-- BEGIN --
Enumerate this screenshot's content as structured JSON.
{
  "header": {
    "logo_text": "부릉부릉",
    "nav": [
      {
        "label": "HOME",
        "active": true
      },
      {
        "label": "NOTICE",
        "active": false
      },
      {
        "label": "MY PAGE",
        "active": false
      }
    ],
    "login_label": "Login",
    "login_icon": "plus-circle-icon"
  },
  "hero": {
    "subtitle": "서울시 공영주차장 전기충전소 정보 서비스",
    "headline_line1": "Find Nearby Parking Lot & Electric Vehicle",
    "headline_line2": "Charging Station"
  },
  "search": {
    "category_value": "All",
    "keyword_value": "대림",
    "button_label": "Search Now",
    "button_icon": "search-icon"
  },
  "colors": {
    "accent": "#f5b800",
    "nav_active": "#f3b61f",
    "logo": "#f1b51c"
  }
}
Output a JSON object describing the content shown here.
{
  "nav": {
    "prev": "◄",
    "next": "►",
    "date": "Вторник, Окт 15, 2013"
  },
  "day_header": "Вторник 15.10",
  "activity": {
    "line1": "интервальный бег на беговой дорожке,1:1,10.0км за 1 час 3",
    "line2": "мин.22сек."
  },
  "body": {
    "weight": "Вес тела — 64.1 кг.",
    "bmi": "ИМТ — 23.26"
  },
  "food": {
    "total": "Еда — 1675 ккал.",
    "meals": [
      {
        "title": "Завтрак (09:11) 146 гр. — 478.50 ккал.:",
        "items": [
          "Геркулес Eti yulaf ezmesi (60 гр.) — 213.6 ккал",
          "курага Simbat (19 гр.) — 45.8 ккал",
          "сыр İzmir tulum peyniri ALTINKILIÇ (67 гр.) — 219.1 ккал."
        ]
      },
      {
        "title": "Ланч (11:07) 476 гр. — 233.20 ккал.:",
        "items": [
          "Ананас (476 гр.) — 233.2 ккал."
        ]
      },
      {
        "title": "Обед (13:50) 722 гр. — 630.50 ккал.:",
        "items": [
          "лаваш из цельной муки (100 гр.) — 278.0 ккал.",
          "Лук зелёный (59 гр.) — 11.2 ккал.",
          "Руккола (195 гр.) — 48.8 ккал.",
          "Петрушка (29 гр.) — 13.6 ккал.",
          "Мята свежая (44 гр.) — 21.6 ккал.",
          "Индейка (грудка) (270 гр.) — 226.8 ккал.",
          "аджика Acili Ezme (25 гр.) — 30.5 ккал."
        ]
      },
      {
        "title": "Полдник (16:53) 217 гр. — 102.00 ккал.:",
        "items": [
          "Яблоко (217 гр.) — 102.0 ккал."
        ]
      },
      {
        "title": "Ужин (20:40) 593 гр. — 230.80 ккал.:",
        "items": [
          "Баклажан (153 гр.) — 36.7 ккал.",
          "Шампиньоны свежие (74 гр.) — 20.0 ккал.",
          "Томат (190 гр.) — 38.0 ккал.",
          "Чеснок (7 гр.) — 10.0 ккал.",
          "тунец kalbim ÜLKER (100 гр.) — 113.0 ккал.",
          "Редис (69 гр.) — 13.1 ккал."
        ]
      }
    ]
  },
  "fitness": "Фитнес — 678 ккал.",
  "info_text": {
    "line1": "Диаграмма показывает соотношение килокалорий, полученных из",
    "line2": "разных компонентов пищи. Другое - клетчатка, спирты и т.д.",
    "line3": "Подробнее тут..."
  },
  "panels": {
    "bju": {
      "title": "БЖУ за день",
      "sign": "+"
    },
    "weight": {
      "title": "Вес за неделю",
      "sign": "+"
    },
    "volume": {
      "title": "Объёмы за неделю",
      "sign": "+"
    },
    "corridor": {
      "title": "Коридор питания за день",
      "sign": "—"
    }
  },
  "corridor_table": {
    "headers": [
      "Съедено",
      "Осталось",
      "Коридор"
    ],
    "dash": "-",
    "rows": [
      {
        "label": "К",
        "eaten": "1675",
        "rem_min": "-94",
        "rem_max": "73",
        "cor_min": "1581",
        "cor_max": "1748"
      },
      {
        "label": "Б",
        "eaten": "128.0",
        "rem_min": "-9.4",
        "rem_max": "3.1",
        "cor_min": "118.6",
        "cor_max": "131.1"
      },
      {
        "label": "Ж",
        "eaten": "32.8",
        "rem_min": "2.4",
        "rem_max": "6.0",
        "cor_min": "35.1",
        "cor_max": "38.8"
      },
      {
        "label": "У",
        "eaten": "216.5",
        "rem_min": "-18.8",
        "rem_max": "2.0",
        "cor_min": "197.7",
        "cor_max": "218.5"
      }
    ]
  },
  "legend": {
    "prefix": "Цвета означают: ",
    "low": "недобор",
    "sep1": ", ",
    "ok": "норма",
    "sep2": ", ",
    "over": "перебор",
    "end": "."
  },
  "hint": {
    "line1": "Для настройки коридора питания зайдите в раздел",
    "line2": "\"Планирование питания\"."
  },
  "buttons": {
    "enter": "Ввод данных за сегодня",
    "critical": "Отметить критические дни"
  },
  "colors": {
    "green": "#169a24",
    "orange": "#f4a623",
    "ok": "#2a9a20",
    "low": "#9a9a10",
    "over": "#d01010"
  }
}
-- END --
Written exercise:
Your task is to extract all of the records exactly.

Exercise answer:
Enumerate this screenshot's content as structured JSON.
{
  "header": {
    "logo_text": "부릉부릉",
    "nav": [
      {
        "label": "HOME",
        "active": true
      },
      {
        "label": "NOTICE",
        "active": false
      },
      {
        "label": "MY PAGE",
        "active": false
      }
    ],
    "login_label": "Login",
    "login_icon": "plus-circle-icon"
  },
  "hero": {
    "subtitle": "서울시 공영주차장 전기충전소 정보 서비스",
    "headline_line1": "Find Nearby Parking Lot & Electric Vehicle",
    "headline_line2": "Charging Station"
  },
  "search": {
    "category_value": "All",
    "keyword_value": "대림",
    "button_label": "Search Now",
    "button_icon": "search-icon"
  },
  "colors": {
    "accent": "#f5b800",
    "nav_active": "#f3b61f",
    "logo": "#f1b51c"
  }
}
Output a JSON object describing the content shown here.
{
  "nav": {
    "prev": "◄",
    "next": "►",
    "date": "Вторник, Окт 15, 2013"
  },
  "day_header": "Вторник 15.10",
  "activity": {
    "line1": "интервальный бег на беговой дорожке,1:1,10.0км за 1 час 3",
    "line2": "мин.22сек."
  },
  "body": {
    "weight": "Вес тела — 64.1 кг.",
    "bmi": "ИМТ — 23.26"
  },
  "food": {
    "total": "Еда — 1675 ккал.",
    "meals": [
      {
        "title": "Завтрак (09:11) 146 гр. — 478.50 ккал.:",
        "items": [
          "Геркулес Eti yulaf ezmesi (60 гр.) — 213.6 ккал",
          "курага Simbat (19 гр.) — 45.8 ккал",
          "сыр İzmir tulum peyniri ALTINKILIÇ (67 гр.) — 219.1 ккал."
        ]
      },
      {
        "title": "Ланч (11:07) 476 гр. — 233.20 ккал.:",
        "items": [
          "Ананас (476 гр.) — 233.2 ккал."
        ]
      },
      {
        "title": "Обед (13:50) 722 гр. — 630.50 ккал.:",
        "items": [
          "лаваш из цельной муки (100 гр.) — 278.0 ккал.",
          "Лук зелёный (59 гр.) — 11.2 ккал.",
          "Руккола (195 гр.) — 48.8 ккал.",
          "Петрушка (29 гр.) — 13.6 ккал.",
          "Мята свежая (44 гр.) — 21.6 ккал.",
          "Индейка (грудка) (270 гр.) — 226.8 ккал.",
          "аджика Acili Ezme (25 гр.) — 30.5 ккал."
        ]
      },
      {
        "title": "Полдник (16:53) 217 гр. — 102.00 ккал.:",
        "items": [
          "Яблоко (217 гр.) — 102.0 ккал."
        ]
      },
      {
        "title": "Ужин (20:40) 593 гр. — 230.80 ккал.:",
        "items": [
          "Баклажан (153 гр.) — 36.7 ккал.",
          "Шампиньоны свежие (74 гр.) — 20.0 ккал.",
          "Томат (190 гр.) — 38.0 ккал.",
          "Чеснок (7 гр.) — 10.0 ккал.",
          "тунец kalbim ÜLKER (100 гр.) — 113.0 ккал.",
          "Редис (69 гр.) — 13.1 ккал."
        ]
      }
    ]
  },
  "fitness": "Фитнес — 678 ккал.",
  "info_text": {
    "line1": "Диаграмма показывает соотношение килокалорий, полученных из",
    "line2": "разных компонентов пищи. Другое - клетчатка, спирты и т.д.",
    "line3": "Подробнее тут..."
  },
  "panels": {
    "bju": {
      "title": "БЖУ за день",
      "sign": "+"
    },
    "weight": {
      "title": "Вес за неделю",
      "sign": "+"
    },
    "volume": {
      "title": "Объёмы за неделю",
      "sign": "+"
    },
    "corridor": {
      "title": "Коридор питания за день",
      "sign": "—"
    }
  },
  "corridor_table": {
    "headers": [
      "Съедено",
      "Осталось",
      "Коридор"
    ],
    "dash": "-",
    "rows": [
      {
        "label": "К",
        "eaten": "1675",
        "rem_min": "-94",
        "rem_max": "73",
        "cor_min": "1581",
        "cor_max": "1748"
      },
      {
        "label": "Б",
        "eaten": "128.0",
        "rem_min": "-9.4",
        "rem_max": "3.1",
        "cor_min": "118.6",
        "cor_max": "131.1"
      },
      {
        "label": "Ж",
        "eaten": "32.8",
        "rem_min": "2.4",
        "rem_max": "6.0",
        "cor_min": "35.1",
        "cor_max": "38.8"
      },
      {
        "label": "У",
        "eaten": "216.5",
        "rem_min": "-18.8",
        "rem_max": "2.0",
        "cor_min": "197.7",
        "cor_max": "218.5"
      }
    ]
  },
  "legend": {
    "prefix": "Цвета означают: ",
    "low": "недобор",
    "sep1": ", ",
    "ok": "норма",
    "sep2": ", ",
    "over": "перебор",
    "end": "."
  },
  "hint": {
    "line1": "Для настройки коридора питания зайдите в раздел",
    "line2": "\"Планирование питания\"."
  },
  "buttons": {
    "enter": "Ввод данных за сегодня",
    "critical": "Отметить критические дни"
  },
  "colors": {
    "green": "#169a24",
    "orange": "#f4a623",
    "ok": "#2a9a20",
    "low": "#9a9a10",
    "over": "#d01010"
  }
}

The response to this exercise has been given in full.